§ Your goal: Find every line below that contains the word "icon" and copy it out.

[Data excerpts]
+ + + + + + +

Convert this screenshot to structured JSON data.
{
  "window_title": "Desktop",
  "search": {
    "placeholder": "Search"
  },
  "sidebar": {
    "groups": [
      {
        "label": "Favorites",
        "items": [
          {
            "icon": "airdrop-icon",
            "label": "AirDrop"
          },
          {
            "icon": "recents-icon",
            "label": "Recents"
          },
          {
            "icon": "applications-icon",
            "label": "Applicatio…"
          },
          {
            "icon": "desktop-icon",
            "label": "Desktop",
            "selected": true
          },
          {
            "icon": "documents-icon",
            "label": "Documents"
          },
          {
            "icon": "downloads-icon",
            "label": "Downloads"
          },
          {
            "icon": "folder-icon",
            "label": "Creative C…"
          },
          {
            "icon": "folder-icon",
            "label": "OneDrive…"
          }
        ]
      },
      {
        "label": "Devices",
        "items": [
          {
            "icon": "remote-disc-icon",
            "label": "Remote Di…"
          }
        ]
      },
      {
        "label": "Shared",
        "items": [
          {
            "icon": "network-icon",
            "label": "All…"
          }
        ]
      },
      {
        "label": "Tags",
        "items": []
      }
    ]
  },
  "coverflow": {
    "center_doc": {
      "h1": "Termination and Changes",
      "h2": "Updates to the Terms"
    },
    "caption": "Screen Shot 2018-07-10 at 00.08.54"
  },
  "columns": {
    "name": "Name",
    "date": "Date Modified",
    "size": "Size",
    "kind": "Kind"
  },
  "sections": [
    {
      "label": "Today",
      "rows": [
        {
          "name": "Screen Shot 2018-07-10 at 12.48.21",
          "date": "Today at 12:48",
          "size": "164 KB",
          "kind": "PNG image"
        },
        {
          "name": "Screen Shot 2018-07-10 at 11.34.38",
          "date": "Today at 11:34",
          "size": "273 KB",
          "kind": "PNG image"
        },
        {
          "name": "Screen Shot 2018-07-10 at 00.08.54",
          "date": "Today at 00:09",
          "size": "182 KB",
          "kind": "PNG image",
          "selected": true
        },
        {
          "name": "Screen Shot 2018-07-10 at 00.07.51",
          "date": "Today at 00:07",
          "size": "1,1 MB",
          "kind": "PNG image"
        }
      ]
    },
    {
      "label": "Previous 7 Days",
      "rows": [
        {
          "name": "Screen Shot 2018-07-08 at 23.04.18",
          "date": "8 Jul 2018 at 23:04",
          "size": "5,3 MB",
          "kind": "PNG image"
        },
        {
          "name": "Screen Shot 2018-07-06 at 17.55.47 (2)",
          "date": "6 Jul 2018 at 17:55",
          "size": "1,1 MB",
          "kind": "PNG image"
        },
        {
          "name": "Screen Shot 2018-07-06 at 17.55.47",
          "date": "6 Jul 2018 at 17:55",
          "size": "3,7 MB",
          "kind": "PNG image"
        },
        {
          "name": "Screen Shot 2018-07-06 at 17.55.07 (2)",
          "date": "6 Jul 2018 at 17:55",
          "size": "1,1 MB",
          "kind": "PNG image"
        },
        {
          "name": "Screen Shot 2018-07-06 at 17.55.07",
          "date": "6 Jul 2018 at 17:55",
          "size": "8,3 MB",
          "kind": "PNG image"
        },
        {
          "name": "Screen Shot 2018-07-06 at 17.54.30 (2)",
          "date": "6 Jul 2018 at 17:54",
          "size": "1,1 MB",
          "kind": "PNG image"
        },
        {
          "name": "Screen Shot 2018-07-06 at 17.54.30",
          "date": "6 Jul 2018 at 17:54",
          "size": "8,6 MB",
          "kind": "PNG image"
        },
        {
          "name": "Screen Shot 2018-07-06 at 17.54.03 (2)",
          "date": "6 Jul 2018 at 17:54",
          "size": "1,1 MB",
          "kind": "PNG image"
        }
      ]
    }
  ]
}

+ + + + + + +

§ Solution for this task:
            "icon": "airdrop-icon",
            "icon": "recents-icon",
            "icon": "applications-icon",
            "icon": "desktop-icon",
            "icon": "documents-icon",
            "icon": "downloads-icon",
            "icon": "folder-icon",
            "icon": "folder-icon",
            "icon": "remote-disc-icon",
            "icon": "network-icon",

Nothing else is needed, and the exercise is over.